= RAW RECORDS =
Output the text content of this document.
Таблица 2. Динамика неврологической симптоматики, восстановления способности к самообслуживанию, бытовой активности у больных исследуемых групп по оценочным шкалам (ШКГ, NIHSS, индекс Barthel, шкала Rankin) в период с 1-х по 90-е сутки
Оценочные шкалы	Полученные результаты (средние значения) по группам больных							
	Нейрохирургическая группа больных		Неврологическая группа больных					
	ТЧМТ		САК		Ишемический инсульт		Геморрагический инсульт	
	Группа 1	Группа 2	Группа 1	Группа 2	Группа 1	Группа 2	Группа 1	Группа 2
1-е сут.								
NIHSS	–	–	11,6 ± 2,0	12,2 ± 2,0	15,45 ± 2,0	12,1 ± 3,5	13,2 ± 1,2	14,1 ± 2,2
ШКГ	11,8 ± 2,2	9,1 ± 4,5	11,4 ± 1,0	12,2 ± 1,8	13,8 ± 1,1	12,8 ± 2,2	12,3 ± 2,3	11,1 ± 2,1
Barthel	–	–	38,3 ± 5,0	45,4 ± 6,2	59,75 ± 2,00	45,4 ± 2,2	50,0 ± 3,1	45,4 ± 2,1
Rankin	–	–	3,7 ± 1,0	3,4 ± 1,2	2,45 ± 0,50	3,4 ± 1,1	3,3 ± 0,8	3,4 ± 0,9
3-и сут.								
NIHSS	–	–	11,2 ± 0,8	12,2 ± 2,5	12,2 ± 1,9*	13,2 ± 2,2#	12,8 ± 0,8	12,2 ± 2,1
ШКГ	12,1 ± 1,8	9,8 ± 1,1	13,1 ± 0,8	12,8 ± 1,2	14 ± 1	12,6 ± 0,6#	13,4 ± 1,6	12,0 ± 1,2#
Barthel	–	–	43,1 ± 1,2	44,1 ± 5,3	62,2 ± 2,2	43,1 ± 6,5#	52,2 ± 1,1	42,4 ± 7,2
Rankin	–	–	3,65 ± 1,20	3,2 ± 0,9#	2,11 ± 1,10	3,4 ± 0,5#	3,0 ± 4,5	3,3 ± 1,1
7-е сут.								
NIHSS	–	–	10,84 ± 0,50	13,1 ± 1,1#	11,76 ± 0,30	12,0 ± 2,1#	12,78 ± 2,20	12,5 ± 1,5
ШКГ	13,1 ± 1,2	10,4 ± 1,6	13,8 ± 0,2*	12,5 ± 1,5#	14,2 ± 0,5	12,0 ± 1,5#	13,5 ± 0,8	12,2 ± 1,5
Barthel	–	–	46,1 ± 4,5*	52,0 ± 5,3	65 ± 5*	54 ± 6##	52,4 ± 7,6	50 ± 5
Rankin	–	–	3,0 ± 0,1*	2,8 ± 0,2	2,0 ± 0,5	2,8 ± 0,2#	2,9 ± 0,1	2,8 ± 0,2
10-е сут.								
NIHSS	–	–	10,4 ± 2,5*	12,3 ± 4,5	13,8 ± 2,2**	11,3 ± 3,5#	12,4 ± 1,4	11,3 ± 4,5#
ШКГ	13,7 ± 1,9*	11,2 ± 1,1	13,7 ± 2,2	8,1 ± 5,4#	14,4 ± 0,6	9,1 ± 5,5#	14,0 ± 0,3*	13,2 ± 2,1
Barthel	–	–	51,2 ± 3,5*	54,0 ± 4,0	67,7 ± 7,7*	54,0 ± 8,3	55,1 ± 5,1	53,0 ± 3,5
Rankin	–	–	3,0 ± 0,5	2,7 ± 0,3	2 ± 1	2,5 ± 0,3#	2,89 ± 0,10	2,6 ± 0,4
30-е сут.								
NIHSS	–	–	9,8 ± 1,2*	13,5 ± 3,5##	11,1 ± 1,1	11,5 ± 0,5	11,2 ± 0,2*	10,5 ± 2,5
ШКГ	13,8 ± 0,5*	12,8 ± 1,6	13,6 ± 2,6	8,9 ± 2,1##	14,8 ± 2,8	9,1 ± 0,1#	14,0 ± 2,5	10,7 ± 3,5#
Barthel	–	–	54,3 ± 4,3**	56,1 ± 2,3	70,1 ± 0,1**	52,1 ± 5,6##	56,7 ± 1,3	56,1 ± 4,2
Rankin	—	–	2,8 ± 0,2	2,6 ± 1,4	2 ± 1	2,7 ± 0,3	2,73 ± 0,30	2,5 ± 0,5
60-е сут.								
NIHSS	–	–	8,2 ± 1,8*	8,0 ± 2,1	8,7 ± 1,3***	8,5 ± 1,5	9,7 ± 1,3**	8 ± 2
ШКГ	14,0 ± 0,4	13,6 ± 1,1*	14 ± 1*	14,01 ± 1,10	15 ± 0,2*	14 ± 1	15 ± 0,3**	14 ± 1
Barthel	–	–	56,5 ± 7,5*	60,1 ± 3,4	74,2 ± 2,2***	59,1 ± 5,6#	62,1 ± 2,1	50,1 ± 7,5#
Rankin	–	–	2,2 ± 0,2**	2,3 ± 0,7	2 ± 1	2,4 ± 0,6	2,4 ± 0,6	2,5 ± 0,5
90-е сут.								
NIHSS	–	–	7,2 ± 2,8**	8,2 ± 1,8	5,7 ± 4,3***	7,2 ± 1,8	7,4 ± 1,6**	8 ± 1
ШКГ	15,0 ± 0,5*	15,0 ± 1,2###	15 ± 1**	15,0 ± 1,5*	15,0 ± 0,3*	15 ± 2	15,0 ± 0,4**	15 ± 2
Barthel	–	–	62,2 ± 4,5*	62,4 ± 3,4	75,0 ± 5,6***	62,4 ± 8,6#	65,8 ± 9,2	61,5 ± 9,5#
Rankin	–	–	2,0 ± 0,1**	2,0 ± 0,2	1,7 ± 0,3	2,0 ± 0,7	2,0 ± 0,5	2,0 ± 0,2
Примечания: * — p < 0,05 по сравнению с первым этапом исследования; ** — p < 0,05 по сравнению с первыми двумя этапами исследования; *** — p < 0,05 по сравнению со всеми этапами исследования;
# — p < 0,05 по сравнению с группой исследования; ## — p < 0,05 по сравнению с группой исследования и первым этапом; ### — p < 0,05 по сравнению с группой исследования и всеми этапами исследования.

= GIVEN PROBLEM =
Reproduce the material exactly, with every line intact.

= EXERCISE OUTPUT =
Output the text content of this document.
Таблица 2. Динамика неврологической симптоматики, восстановления способности к самообслуживанию, бытовой активности у больных исследуемых групп по оценочным шкалам (ШКГ, NIHSS, индекс Barthel, шкала Rankin) в период с 1-х по 90-е сутки
Оценочные шкалы	Полученные результаты (средние значения) по группам больных							
	Нейрохирургическая группа больных		Неврологическая группа больных					
	ТЧМТ		САК		Ишемический инсульт		Геморрагический инсульт	
	Группа 1	Группа 2	Группа 1	Группа 2	Группа 1	Группа 2	Группа 1	Группа 2
1-е сут.								
NIHSS	–	–	11,6 ± 2,0	12,2 ± 2,0	15,45 ± 2,0	12,1 ± 3,5	13,2 ± 1,2	14,1 ± 2,2
ШКГ	11,8 ± 2,2	9,1 ± 4,5	11,4 ± 1,0	12,2 ± 1,8	13,8 ± 1,1	12,8 ± 2,2	12,3 ± 2,3	11,1 ± 2,1
Barthel	–	–	38,3 ± 5,0	45,4 ± 6,2	59,75 ± 2,00	45,4 ± 2,2	50,0 ± 3,1	45,4 ± 2,1
Rankin	–	–	3,7 ± 1,0	3,4 ± 1,2	2,45 ± 0,50	3,4 ± 1,1	3,3 ± 0,8	3,4 ± 0,9
3-и сут.								
NIHSS	–	–	11,2 ± 0,8	12,2 ± 2,5	12,2 ± 1,9*	13,2 ± 2,2#	12,8 ± 0,8	12,2 ± 2,1
ШКГ	12,1 ± 1,8	9,8 ± 1,1	13,1 ± 0,8	12,8 ± 1,2	14 ± 1	12,6 ± 0,6#	13,4 ± 1,6	12,0 ± 1,2#
Barthel	–	–	43,1 ± 1,2	44,1 ± 5,3	62,2 ± 2,2	43,1 ± 6,5#	52,2 ± 1,1	42,4 ± 7,2
Rankin	–	–	3,65 ± 1,20	3,2 ± 0,9#	2,11 ± 1,10	3,4 ± 0,5#	3,0 ± 4,5	3,3 ± 1,1
7-е сут.								
NIHSS	–	–	10,84 ± 0,50	13,1 ± 1,1#	11,76 ± 0,30	12,0 ± 2,1#	12,78 ± 2,20	12,5 ± 1,5
ШКГ	13,1 ± 1,2	10,4 ± 1,6	13,8 ± 0,2*	12,5 ± 1,5#	14,2 ± 0,5	12,0 ± 1,5#	13,5 ± 0,8	12,2 ± 1,5
Barthel	–	–	46,1 ± 4,5*	52,0 ± 5,3	65 ± 5*	54 ± 6##	52,4 ± 7,6	50 ± 5
Rankin	–	–	3,0 ± 0,1*	2,8 ± 0,2	2,0 ± 0,5	2,8 ± 0,2#	2,9 ± 0,1	2,8 ± 0,2
10-е сут.								
NIHSS	–	–	10,4 ± 2,5*	12,3 ± 4,5	13,8 ± 2,2**	11,3 ± 3,5#	12,4 ± 1,4	11,3 ± 4,5#
ШКГ	13,7 ± 1,9*	11,2 ± 1,1	13,7 ± 2,2	8,1 ± 5,4#	14,4 ± 0,6	9,1 ± 5,5#	14,0 ± 0,3*	13,2 ± 2,1
Barthel	–	–	51,2 ± 3,5*	54,0 ± 4,0	67,7 ± 7,7*	54,0 ± 8,3	55,1 ± 5,1	53,0 ± 3,5
Rankin	–	–	3,0 ± 0,5	2,7 ± 0,3	2 ± 1	2,5 ± 0,3#	2,89 ± 0,10	2,6 ± 0,4
30-е сут.								
NIHSS	–	–	9,8 ± 1,2*	13,5 ± 3,5##	11,1 ± 1,1	11,5 ± 0,5	11,2 ± 0,2*	10,5 ± 2,5
ШКГ	13,8 ± 0,5*	12,8 ± 1,6	13,6 ± 2,6	8,9 ± 2,1##	14,8 ± 2,8	9,1 ± 0,1#	14,0 ± 2,5	10,7 ± 3,5#
Barthel	–	–	54,3 ± 4,3**	56,1 ± 2,3	70,1 ± 0,1**	52,1 ± 5,6##	56,7 ± 1,3	56,1 ± 4,2
Rankin	—	–	2,8 ± 0,2	2,6 ± 1,4	2 ± 1	2,7 ± 0,3	2,73 ± 0,30	2,5 ± 0,5
60-е сут.								
NIHSS	–	–	8,2 ± 1,8*	8,0 ± 2,1	8,7 ± 1,3***	8,5 ± 1,5	9,7 ± 1,3**	8 ± 2
ШКГ	14,0 ± 0,4	13,6 ± 1,1*	14 ± 1*	14,01 ± 1,10	15 ± 0,2*	14 ± 1	15 ± 0,3**	14 ± 1
Barthel	–	–	56,5 ± 7,5*	60,1 ± 3,4	74,2 ± 2,2***	59,1 ± 5,6#	62,1 ± 2,1	50,1 ± 7,5#
Rankin	–	–	2,2 ± 0,2**	2,3 ± 0,7	2 ± 1	2,4 ± 0,6	2,4 ± 0,6	2,5 ± 0,5
90-е сут.								
NIHSS	–	–	7,2 ± 2,8**	8,2 ± 1,8	5,7 ± 4,3***	7,2 ± 1,8	7,4 ± 1,6**	8 ± 1
ШКГ	15,0 ± 0,5*	15,0 ± 1,2###	15 ± 1**	15,0 ± 1,5*	15,0 ± 0,3*	15 ± 2	15,0 ± 0,4**	15 ± 2
Barthel	–	–	62,2 ± 4,5*	62,4 ± 3,4	75,0 ± 5,6***	62,4 ± 8,6#	65,8 ± 9,2	61,5 ± 9,5#
Rankin	–	–	2,0 ± 0,1**	2,0 ± 0,2	1,7 ± 0,3	2,0 ± 0,7	2,0 ± 0,5	2,0 ± 0,2
Примечания: * — p < 0,05 по сравнению с первым этапом исследования; ** — p < 0,05 по сравнению с первыми двумя этапами исследования; *** — p < 0,05 по сравнению со всеми этапами исследования;
# — p < 0,05 по сравнению с группой исследования; ## — p < 0,05 по сравнению с группой исследования и первым этапом; ### — p < 0,05 по сравнению с группой исследования и всеми этапами исследования.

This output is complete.